→ TASK OBJECTIVE:
Scan the listing below and copy every line holding "tres".

========

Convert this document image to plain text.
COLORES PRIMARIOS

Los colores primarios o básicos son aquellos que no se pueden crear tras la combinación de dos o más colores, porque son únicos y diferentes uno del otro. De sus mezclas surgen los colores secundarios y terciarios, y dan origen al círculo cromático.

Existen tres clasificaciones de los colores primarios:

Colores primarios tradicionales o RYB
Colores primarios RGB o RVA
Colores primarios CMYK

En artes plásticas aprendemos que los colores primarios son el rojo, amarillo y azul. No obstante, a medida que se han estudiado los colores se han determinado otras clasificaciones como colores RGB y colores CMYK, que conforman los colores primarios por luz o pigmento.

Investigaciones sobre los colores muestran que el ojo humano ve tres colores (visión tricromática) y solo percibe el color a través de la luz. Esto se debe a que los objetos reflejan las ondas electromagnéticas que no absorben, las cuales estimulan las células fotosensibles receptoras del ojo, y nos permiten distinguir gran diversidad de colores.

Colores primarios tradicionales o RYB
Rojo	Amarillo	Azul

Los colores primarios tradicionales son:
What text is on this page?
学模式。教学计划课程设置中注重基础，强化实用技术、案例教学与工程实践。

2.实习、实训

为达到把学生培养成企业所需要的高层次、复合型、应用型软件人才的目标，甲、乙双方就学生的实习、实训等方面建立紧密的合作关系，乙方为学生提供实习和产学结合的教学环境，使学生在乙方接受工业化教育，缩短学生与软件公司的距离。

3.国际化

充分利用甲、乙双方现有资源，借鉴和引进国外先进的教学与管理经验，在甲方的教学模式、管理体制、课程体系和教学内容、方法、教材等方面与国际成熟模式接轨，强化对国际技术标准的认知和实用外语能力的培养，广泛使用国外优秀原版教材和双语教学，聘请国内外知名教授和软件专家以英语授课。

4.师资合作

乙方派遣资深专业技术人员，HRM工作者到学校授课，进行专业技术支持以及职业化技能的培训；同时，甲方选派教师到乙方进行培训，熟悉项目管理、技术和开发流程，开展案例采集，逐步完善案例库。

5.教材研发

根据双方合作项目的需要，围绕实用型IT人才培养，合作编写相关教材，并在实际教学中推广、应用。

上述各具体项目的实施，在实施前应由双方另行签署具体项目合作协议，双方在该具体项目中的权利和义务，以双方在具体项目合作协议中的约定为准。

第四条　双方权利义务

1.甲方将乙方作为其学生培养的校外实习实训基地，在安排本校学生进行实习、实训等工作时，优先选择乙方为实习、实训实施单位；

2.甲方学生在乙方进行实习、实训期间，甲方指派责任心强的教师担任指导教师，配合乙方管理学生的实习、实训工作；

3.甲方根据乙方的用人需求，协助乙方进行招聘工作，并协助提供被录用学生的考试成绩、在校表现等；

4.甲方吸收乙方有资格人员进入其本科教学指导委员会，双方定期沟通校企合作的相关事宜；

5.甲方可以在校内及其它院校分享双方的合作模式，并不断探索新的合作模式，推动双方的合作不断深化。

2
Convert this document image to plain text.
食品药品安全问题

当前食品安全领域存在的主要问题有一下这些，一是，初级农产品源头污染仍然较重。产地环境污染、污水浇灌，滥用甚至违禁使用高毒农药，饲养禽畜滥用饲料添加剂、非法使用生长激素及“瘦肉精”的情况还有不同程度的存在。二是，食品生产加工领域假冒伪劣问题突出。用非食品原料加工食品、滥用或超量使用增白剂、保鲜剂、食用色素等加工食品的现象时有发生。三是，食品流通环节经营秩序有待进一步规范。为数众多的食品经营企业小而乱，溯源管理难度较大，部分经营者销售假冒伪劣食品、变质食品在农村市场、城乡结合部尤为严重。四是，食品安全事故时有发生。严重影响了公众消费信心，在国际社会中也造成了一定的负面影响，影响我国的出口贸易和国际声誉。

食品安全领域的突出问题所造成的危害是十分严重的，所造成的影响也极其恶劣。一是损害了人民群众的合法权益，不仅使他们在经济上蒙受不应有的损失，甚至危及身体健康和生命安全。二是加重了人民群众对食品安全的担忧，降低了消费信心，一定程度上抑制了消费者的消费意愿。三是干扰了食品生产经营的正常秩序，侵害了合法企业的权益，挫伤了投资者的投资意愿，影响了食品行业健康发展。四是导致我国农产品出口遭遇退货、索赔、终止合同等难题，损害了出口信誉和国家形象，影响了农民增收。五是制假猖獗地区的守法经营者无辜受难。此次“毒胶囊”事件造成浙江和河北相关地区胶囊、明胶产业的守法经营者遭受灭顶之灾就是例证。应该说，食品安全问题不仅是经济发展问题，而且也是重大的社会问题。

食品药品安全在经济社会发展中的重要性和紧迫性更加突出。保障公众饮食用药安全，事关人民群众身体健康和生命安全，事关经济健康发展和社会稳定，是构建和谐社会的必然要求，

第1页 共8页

========

→ OUTPUT OF THE EXERCISE:
Existen tres clasificaciones de los colores primarios:
Investigaciones sobre los colores muestran que el ojo humano ve tres colores (visión tricromática) y solo percibe el color a través de la luz. Esto se debe a que los objetos reflejan las ondas electromagnéticas que no absorben, las cuales estimulan las células fotosensibles receptoras del ojo, y nos permiten distinguir gran diversidad de colores.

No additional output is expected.